◆ **GIVEN RECORDS**:
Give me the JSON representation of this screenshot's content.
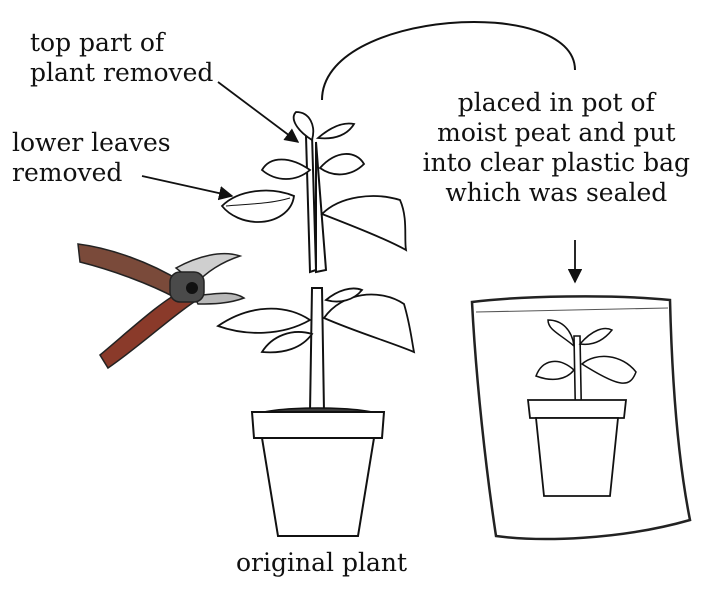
{
  "labels": {
    "top_part": [
      "top part of",
      "plant removed"
    ],
    "lower_leaves": [
      "lower leaves",
      "removed"
    ],
    "bag_process": [
      "placed in pot of",
      "moist peat and put",
      "into clear plastic bag",
      "which was sealed"
    ],
    "original_plant": "original plant"
  },
  "colors": {
    "ink": "#111111",
    "leaf_fill": "#ffffff",
    "soil": "#3a3a3a",
    "bag_edge": "#222222",
    "pruner_handle": "#8a3a2a"
  },
  "icons": {
    "pruner": "pruning-shears-icon",
    "plant": "potted-plant-icon",
    "bag": "sealed-bag-icon"
  }
}
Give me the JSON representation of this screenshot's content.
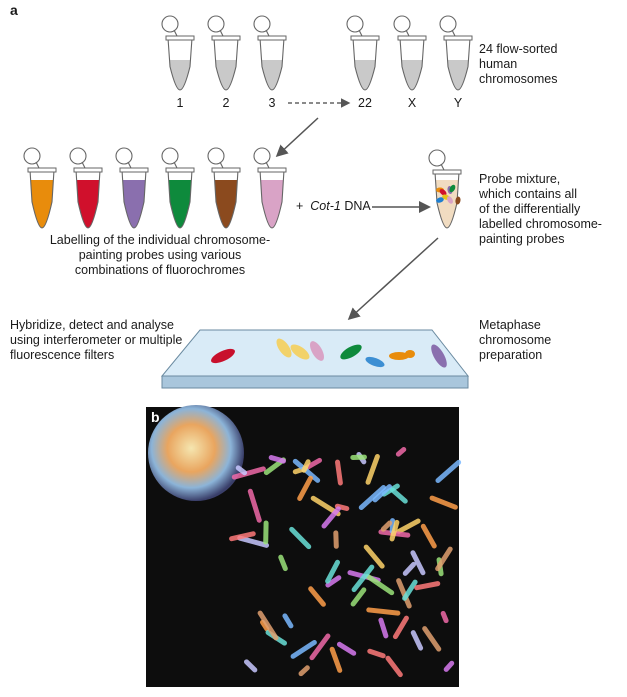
{
  "panels": {
    "a": "a",
    "b": "b"
  },
  "tube_labels": [
    "1",
    "2",
    "3",
    "22",
    "X",
    "Y"
  ],
  "flow_sorted_text": "24 flow-sorted\nhuman\nchromosomes",
  "cot_plus": "+",
  "cot_italic": "Cot-1",
  "cot_rest": " DNA",
  "probe_mixture_text": "Probe mixture,\nwhich contains all\nof the differentially\nlabelled chromosome-\npainting probes",
  "labelling_text": "Labelling of the individual chromosome-\npainting probes using various\ncombinations of fluorochromes",
  "hybridize_text": "Hybridize, detect and analyse\nusing interferometer or multiple\nfluorescence filters",
  "metaphase_text": "Metaphase\nchromosome\npreparation",
  "colors": {
    "tube_grey_liquid": "#c9c9c9",
    "probe_tubes": [
      "#e88c0c",
      "#d0102c",
      "#8a6fae",
      "#0e8a3c",
      "#8b4a1e",
      "#d9a3c6"
    ],
    "slide": "#cfe3f1",
    "micrograph_bg": "#0d0d0d"
  }
}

◆ **STATED TASK**: Images in the data above are to be skipped. Retype all other material exactly.

◆ **WRITTEN RESPONSE**:
Give me the JSON representation of this screenshot's content.
{
  "labels": {
    "top_part": [
      "top part of",
      "plant removed"
    ],
    "lower_leaves": [
      "lower leaves",
      "removed"
    ],
    "bag_process": [
      "placed in pot of",
      "moist peat and put",
      "into clear plastic bag",
      "which was sealed"
    ],
    "original_plant": "original plant"
  },
  "colors": {
    "ink": "#111111",
    "leaf_fill": "#ffffff",
    "soil": "#3a3a3a",
    "bag_edge": "#222222",
    "pruner_handle": "#8a3a2a"
  },
  "icons": {
    "pruner": "pruning-shears-icon",
    "plant": "potted-plant-icon",
    "bag": "sealed-bag-icon"
  }
}
Give me the JSON representation of this screenshot's content.
{
  "panels": {
    "a": "a",
    "b": "b"
  },
  "tube_labels": [
    "1",
    "2",
    "3",
    "22",
    "X",
    "Y"
  ],
  "flow_sorted_text": "24 flow-sorted\nhuman\nchromosomes",
  "cot_plus": "+",
  "cot_italic": "Cot-1",
  "cot_rest": " DNA",
  "probe_mixture_text": "Probe mixture,\nwhich contains all\nof the differentially\nlabelled chromosome-\npainting probes",
  "labelling_text": "Labelling of the individual chromosome-\npainting probes using various\ncombinations of fluorochromes",
  "hybridize_text": "Hybridize, detect and analyse\nusing interferometer or multiple\nfluorescence filters",
  "metaphase_text": "Metaphase\nchromosome\npreparation",
  "colors": {
    "tube_grey_liquid": "#c9c9c9",
    "probe_tubes": [
      "#e88c0c",
      "#d0102c",
      "#8a6fae",
      "#0e8a3c",
      "#8b4a1e",
      "#d9a3c6"
    ],
    "slide": "#cfe3f1",
    "micrograph_bg": "#0d0d0d"
  }
}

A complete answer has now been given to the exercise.